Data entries
════════
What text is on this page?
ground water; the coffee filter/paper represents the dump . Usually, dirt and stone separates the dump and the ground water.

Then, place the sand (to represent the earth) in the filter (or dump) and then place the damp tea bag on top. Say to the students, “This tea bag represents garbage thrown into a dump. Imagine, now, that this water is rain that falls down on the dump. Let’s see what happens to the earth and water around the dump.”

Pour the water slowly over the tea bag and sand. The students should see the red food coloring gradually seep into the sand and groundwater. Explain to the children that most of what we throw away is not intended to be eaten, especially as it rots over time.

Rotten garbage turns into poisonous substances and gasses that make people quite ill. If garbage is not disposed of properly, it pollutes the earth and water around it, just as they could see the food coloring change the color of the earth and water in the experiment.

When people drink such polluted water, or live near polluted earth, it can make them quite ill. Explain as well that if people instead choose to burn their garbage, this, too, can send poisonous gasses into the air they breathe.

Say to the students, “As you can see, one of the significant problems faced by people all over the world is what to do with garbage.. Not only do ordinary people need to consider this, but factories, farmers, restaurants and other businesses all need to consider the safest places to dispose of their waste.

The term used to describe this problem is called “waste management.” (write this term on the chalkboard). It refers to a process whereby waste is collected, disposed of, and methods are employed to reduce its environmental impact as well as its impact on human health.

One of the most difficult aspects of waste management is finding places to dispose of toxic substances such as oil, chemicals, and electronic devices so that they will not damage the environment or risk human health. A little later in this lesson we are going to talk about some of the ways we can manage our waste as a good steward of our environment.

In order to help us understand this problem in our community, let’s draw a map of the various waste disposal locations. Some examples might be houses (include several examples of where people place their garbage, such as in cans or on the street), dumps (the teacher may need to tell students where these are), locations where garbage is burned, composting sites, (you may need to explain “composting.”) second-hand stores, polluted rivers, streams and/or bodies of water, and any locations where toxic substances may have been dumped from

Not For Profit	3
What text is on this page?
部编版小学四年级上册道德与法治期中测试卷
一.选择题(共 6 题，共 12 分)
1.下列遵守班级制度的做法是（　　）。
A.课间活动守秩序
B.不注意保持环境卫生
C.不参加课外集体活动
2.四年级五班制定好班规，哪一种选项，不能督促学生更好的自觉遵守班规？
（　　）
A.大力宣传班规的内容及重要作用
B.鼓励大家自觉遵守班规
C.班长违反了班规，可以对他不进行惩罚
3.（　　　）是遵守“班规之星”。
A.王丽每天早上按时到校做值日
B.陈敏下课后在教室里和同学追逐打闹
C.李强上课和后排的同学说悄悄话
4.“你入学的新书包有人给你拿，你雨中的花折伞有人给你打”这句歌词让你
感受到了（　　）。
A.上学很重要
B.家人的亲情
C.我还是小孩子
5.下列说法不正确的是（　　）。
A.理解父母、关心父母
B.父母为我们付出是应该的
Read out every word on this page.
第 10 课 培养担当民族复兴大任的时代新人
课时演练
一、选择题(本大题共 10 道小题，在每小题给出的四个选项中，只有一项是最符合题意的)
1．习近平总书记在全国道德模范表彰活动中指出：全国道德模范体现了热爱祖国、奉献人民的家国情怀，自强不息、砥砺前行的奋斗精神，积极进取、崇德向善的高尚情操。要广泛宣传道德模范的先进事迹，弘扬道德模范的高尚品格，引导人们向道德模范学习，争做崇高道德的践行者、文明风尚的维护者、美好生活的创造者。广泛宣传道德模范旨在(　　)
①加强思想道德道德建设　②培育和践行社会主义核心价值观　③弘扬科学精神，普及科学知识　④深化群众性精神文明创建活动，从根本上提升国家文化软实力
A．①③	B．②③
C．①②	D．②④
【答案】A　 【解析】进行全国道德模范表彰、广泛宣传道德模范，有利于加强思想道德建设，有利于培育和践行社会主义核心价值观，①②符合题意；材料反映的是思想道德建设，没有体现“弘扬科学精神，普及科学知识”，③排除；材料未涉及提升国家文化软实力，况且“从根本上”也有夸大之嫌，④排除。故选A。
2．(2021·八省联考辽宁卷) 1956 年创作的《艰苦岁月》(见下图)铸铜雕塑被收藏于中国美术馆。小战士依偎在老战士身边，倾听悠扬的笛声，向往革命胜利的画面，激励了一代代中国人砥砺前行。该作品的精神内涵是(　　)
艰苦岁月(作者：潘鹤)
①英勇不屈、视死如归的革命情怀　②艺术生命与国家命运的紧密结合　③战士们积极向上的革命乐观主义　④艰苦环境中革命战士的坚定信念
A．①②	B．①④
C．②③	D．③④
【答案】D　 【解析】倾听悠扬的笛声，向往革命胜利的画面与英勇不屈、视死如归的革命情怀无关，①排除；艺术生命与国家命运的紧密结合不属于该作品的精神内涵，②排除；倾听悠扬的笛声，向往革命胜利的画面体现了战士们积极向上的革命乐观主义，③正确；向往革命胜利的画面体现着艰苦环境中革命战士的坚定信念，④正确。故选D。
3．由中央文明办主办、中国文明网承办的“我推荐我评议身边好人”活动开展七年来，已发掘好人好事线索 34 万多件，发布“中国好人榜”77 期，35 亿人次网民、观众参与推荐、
════════
The request:
Output each record exactly, leaving nothing out.

Output for this exercise:
What text is on this page?
ground water; the coffee filter/paper represents the dump . Usually, dirt and stone separates the dump and the ground water.

Then, place the sand (to represent the earth) in the filter (or dump) and then place the damp tea bag on top. Say to the students, “This tea bag represents garbage thrown into a dump. Imagine, now, that this water is rain that falls down on the dump. Let’s see what happens to the earth and water around the dump.”

Pour the water slowly over the tea bag and sand. The students should see the red food coloring gradually seep into the sand and groundwater. Explain to the children that most of what we throw away is not intended to be eaten, especially as it rots over time.

Rotten garbage turns into poisonous substances and gasses that make people quite ill. If garbage is not disposed of properly, it pollutes the earth and water around it, just as they could see the food coloring change the color of the earth and water in the experiment.

When people drink such polluted water, or live near polluted earth, it can make them quite ill. Explain as well that if people instead choose to burn their garbage, this, too, can send poisonous gasses into the air they breathe.

Say to the students, “As you can see, one of the significant problems faced by people all over the world is what to do with garbage.. Not only do ordinary people need to consider this, but factories, farmers, restaurants and other businesses all need to consider the safest places to dispose of their waste.

The term used to describe this problem is called “waste management.” (write this term on the chalkboard). It refers to a process whereby waste is collected, disposed of, and methods are employed to reduce its environmental impact as well as its impact on human health.

One of the most difficult aspects of waste management is finding places to dispose of toxic substances such as oil, chemicals, and electronic devices so that they will not damage the environment or risk human health. A little later in this lesson we are going to talk about some of the ways we can manage our waste as a good steward of our environment.

In order to help us understand this problem in our community, let’s draw a map of the various waste disposal locations. Some examples might be houses (include several examples of where people place their garbage, such as in cans or on the street), dumps (the teacher may need to tell students where these are), locations where garbage is burned, composting sites, (you may need to explain “composting.”) second-hand stores, polluted rivers, streams and/or bodies of water, and any locations where toxic substances may have been dumped from

Not For Profit	3
What text is on this page?
部编版小学四年级上册道德与法治期中测试卷
一.选择题(共 6 题，共 12 分)
1.下列遵守班级制度的做法是（　　）。
A.课间活动守秩序
B.不注意保持环境卫生
C.不参加课外集体活动
2.四年级五班制定好班规，哪一种选项，不能督促学生更好的自觉遵守班规？
（　　）
A.大力宣传班规的内容及重要作用
B.鼓励大家自觉遵守班规
C.班长违反了班规，可以对他不进行惩罚
3.（　　　）是遵守“班规之星”。
A.王丽每天早上按时到校做值日
B.陈敏下课后在教室里和同学追逐打闹
C.李强上课和后排的同学说悄悄话
4.“你入学的新书包有人给你拿，你雨中的花折伞有人给你打”这句歌词让你
感受到了（　　）。
A.上学很重要
B.家人的亲情
C.我还是小孩子
5.下列说法不正确的是（　　）。
A.理解父母、关心父母
B.父母为我们付出是应该的
Read out every word on this page.
第 10 课 培养担当民族复兴大任的时代新人
课时演练
一、选择题(本大题共 10 道小题，在每小题给出的四个选项中，只有一项是最符合题意的)
1．习近平总书记在全国道德模范表彰活动中指出：全国道德模范体现了热爱祖国、奉献人民的家国情怀，自强不息、砥砺前行的奋斗精神，积极进取、崇德向善的高尚情操。要广泛宣传道德模范的先进事迹，弘扬道德模范的高尚品格，引导人们向道德模范学习，争做崇高道德的践行者、文明风尚的维护者、美好生活的创造者。广泛宣传道德模范旨在(　　)
①加强思想道德道德建设　②培育和践行社会主义核心价值观　③弘扬科学精神，普及科学知识　④深化群众性精神文明创建活动，从根本上提升国家文化软实力
A．①③	B．②③
C．①②	D．②④
【答案】A　 【解析】进行全国道德模范表彰、广泛宣传道德模范，有利于加强思想道德建设，有利于培育和践行社会主义核心价值观，①②符合题意；材料反映的是思想道德建设，没有体现“弘扬科学精神，普及科学知识”，③排除；材料未涉及提升国家文化软实力，况且“从根本上”也有夸大之嫌，④排除。故选A。
2．(2021·八省联考辽宁卷) 1956 年创作的《艰苦岁月》(见下图)铸铜雕塑被收藏于中国美术馆。小战士依偎在老战士身边，倾听悠扬的笛声，向往革命胜利的画面，激励了一代代中国人砥砺前行。该作品的精神内涵是(　　)
艰苦岁月(作者：潘鹤)
①英勇不屈、视死如归的革命情怀　②艺术生命与国家命运的紧密结合　③战士们积极向上的革命乐观主义　④艰苦环境中革命战士的坚定信念
A．①②	B．①④
C．②③	D．③④
【答案】D　 【解析】倾听悠扬的笛声，向往革命胜利的画面与英勇不屈、视死如归的革命情怀无关，①排除；艺术生命与国家命运的紧密结合不属于该作品的精神内涵，②排除；倾听悠扬的笛声，向往革命胜利的画面体现了战士们积极向上的革命乐观主义，③正确；向往革命胜利的画面体现着艰苦环境中革命战士的坚定信念，④正确。故选D。
3．由中央文明办主办、中国文明网承办的“我推荐我评议身边好人”活动开展七年来，已发掘好人好事线索 34 万多件，发布“中国好人榜”77 期，35 亿人次网民、观众参与推荐、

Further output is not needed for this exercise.